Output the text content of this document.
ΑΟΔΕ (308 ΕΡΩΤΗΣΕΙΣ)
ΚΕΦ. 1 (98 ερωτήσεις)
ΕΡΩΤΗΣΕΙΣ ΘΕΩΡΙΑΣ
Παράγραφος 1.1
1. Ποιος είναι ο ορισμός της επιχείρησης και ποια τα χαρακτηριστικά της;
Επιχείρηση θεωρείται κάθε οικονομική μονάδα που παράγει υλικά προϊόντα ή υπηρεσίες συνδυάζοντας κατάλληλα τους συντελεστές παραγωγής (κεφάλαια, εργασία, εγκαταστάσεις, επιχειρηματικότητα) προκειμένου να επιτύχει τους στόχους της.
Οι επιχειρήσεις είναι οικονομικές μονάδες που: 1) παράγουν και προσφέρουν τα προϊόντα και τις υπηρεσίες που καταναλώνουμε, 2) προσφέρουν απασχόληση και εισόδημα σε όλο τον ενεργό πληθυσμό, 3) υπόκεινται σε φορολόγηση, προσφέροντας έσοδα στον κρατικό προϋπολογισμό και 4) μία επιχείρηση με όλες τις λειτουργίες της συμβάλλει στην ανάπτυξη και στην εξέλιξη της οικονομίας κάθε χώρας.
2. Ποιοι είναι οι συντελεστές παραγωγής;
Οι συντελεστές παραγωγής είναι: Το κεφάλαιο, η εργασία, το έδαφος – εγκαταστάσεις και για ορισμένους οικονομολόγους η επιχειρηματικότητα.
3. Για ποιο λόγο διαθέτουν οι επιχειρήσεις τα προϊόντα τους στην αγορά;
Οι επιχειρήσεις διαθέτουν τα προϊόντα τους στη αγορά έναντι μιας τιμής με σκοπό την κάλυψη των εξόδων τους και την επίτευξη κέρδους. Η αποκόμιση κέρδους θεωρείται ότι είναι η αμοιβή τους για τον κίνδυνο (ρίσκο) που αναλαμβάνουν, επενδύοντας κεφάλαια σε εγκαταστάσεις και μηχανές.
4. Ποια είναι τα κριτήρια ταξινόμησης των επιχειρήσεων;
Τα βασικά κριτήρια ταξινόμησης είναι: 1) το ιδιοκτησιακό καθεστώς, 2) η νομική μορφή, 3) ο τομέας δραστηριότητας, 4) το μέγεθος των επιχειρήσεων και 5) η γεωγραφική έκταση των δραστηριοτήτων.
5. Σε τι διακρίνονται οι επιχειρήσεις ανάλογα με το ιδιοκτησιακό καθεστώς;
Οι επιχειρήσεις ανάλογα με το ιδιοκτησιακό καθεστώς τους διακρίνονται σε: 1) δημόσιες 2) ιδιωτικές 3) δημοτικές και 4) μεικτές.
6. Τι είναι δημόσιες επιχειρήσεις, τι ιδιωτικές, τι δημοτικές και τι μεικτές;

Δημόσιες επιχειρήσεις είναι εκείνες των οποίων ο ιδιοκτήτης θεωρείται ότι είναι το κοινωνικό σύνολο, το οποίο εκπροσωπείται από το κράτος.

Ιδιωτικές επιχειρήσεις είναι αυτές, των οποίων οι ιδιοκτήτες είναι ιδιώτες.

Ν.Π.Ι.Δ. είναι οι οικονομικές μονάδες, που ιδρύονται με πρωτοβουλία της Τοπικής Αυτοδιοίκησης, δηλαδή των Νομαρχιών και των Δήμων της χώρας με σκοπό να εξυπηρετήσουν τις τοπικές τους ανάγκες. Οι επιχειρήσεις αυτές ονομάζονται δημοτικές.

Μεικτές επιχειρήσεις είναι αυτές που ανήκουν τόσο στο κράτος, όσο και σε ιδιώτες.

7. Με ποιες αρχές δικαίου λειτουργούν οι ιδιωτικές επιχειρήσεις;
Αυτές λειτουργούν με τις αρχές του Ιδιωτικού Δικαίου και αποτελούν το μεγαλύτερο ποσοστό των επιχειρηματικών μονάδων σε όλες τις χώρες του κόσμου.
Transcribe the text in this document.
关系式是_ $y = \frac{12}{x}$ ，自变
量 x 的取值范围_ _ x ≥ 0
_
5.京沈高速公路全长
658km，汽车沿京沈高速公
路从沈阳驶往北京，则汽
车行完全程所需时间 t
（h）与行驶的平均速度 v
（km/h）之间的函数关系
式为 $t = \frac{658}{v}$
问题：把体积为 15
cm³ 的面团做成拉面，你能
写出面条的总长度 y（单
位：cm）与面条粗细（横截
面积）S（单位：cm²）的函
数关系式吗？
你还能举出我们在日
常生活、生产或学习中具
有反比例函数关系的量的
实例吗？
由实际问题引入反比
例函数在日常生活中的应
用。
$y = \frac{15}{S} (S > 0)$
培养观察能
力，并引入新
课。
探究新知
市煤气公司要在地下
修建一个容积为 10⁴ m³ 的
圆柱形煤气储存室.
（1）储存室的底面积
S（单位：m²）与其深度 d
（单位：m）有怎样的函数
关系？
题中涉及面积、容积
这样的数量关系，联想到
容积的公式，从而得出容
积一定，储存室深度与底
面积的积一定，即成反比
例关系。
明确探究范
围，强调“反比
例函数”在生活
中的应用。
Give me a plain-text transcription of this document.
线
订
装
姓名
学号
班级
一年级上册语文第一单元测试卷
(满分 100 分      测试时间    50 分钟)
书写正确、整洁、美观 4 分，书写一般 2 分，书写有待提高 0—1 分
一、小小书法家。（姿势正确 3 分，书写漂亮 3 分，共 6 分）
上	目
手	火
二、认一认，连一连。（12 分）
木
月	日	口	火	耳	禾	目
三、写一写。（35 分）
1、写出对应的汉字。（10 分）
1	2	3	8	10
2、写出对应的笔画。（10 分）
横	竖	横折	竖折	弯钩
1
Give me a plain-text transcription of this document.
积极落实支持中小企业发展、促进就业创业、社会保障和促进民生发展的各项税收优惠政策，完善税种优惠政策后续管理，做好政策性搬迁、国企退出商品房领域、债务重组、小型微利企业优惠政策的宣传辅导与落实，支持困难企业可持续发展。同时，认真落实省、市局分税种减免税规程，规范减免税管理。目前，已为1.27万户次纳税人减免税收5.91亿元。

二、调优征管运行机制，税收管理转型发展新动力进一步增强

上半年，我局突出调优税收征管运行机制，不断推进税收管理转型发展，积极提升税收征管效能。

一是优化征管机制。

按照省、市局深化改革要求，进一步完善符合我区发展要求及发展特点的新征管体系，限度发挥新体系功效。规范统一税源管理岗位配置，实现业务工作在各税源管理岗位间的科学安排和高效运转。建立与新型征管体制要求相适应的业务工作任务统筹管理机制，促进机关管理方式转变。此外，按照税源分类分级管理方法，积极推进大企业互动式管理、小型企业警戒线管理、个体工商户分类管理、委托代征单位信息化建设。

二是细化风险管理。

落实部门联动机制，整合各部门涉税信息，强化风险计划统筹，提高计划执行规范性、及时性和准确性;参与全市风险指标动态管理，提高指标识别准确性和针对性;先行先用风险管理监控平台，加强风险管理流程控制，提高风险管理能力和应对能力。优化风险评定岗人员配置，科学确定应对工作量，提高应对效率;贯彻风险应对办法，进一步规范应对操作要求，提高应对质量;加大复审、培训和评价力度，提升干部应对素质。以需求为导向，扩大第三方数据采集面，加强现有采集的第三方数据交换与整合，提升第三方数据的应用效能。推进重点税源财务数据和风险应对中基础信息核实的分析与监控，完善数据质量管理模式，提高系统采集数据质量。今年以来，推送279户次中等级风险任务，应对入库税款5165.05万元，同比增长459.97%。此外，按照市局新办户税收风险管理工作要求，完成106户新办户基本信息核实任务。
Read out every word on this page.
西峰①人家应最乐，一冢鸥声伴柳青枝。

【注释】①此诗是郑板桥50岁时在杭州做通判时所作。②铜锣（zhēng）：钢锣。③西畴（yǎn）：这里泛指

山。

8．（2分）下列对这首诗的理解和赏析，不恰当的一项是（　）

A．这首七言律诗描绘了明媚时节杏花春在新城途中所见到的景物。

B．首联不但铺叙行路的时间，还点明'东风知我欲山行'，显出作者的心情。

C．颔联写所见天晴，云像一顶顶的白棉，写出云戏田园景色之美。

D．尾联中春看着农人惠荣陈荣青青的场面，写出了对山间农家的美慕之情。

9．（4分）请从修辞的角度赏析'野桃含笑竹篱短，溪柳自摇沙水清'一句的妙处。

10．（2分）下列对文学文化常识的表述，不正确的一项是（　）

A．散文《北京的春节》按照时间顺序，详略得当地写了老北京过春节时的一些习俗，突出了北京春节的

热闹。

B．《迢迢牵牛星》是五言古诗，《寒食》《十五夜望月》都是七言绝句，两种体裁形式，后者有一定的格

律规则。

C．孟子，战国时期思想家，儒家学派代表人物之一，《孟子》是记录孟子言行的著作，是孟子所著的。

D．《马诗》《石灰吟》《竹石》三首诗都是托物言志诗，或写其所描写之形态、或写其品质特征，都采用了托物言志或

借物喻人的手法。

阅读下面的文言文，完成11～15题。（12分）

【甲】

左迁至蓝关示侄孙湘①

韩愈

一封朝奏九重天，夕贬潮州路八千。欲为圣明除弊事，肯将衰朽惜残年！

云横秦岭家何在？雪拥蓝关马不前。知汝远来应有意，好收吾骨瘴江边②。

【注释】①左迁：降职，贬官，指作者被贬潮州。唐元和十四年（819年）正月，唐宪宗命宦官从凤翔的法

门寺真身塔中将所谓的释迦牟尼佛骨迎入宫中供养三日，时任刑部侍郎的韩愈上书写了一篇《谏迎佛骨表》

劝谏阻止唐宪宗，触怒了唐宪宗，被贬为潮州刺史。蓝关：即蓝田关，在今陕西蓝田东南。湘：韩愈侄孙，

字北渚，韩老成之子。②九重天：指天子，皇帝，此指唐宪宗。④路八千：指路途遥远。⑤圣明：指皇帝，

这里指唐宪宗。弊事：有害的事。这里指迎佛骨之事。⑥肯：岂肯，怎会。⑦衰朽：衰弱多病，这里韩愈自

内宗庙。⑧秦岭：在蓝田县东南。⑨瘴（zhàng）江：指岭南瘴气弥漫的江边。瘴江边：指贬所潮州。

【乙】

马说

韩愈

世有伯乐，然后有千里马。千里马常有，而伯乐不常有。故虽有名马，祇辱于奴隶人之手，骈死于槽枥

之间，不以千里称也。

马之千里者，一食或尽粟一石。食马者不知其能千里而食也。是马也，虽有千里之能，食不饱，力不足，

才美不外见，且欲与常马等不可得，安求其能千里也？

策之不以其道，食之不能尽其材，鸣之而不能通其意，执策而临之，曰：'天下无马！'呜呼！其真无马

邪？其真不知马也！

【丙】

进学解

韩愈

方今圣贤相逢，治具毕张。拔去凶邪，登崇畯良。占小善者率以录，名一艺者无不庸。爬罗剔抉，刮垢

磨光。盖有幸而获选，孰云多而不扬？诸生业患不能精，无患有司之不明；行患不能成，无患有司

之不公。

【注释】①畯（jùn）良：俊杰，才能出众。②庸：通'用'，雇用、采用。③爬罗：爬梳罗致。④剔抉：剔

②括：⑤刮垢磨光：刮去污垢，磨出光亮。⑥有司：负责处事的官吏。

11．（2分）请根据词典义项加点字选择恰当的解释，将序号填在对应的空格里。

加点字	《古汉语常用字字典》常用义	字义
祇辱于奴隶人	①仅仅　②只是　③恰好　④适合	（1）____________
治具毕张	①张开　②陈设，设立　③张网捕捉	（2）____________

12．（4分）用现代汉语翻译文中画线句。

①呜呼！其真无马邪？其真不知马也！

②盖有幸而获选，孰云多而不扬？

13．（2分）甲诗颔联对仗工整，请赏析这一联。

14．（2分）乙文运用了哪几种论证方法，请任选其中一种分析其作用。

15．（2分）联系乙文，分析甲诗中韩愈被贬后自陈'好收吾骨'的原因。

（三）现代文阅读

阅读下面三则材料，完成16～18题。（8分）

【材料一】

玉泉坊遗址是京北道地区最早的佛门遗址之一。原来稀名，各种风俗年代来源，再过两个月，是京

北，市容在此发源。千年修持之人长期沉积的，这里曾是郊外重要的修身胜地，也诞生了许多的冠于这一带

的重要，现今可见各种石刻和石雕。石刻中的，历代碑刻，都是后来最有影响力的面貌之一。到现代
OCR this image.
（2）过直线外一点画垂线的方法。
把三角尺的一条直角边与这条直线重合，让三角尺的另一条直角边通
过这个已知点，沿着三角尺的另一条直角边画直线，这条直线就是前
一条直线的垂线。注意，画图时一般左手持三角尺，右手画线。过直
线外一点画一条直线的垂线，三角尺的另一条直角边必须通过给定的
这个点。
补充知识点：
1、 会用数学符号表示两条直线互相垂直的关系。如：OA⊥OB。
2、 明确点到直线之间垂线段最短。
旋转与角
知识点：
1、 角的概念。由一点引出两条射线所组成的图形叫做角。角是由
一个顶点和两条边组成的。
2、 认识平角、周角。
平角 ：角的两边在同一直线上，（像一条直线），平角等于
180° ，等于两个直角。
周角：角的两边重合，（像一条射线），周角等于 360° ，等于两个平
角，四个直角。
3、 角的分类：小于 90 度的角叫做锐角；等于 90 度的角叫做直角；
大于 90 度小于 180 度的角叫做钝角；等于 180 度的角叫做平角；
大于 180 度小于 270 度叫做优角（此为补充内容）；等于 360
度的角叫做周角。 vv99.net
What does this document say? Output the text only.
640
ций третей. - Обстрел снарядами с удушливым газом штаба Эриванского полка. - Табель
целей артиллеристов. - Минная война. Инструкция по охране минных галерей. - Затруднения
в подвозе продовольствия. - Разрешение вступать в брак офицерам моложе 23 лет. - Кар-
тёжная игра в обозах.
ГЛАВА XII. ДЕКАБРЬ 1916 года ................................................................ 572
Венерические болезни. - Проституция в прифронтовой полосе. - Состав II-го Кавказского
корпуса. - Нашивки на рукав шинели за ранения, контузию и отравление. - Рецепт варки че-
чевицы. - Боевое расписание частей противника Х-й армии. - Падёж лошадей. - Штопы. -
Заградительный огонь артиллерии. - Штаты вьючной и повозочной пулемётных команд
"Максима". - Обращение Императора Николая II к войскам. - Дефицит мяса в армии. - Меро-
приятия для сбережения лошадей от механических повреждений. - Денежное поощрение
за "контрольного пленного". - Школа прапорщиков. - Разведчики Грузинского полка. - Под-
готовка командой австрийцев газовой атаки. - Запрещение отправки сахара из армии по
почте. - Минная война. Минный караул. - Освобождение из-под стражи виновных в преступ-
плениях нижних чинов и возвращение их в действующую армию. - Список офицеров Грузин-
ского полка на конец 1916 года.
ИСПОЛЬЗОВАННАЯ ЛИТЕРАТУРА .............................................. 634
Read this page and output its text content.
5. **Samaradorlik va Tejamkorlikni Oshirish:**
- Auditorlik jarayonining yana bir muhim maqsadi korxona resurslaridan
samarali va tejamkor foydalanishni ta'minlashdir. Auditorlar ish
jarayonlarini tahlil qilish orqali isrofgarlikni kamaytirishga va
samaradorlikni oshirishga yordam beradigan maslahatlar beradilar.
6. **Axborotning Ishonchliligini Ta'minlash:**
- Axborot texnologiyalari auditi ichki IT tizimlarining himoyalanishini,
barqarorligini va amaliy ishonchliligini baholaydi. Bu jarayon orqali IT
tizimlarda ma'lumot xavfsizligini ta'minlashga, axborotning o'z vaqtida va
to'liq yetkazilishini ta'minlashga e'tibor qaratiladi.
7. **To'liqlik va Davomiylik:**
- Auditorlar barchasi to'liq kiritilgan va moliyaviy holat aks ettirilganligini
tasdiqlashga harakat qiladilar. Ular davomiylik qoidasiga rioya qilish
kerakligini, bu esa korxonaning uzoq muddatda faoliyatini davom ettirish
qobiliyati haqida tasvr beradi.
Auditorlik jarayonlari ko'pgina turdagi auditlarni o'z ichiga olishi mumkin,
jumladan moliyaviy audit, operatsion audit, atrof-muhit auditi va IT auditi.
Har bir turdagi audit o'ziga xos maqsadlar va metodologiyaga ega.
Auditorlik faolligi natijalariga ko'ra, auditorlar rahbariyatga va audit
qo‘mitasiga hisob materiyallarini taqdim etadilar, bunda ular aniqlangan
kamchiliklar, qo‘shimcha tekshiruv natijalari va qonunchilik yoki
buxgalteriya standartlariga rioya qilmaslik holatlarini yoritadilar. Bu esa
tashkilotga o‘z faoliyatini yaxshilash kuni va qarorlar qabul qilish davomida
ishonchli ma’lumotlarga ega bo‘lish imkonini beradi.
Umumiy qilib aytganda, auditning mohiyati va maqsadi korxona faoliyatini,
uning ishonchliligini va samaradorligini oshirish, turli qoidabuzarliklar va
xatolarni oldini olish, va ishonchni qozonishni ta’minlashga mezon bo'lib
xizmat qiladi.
#####
- [Task instructions] Identify every line above that includes the word "text", and show those lines.

- [Result of the exercise]
Output the text content of this document.
Transcribe the text in this document.
Give me a plain-text transcription of this document.
Give me a plain-text transcription of this document.
What does this document say? Output the text only.
Read this page and output its text content.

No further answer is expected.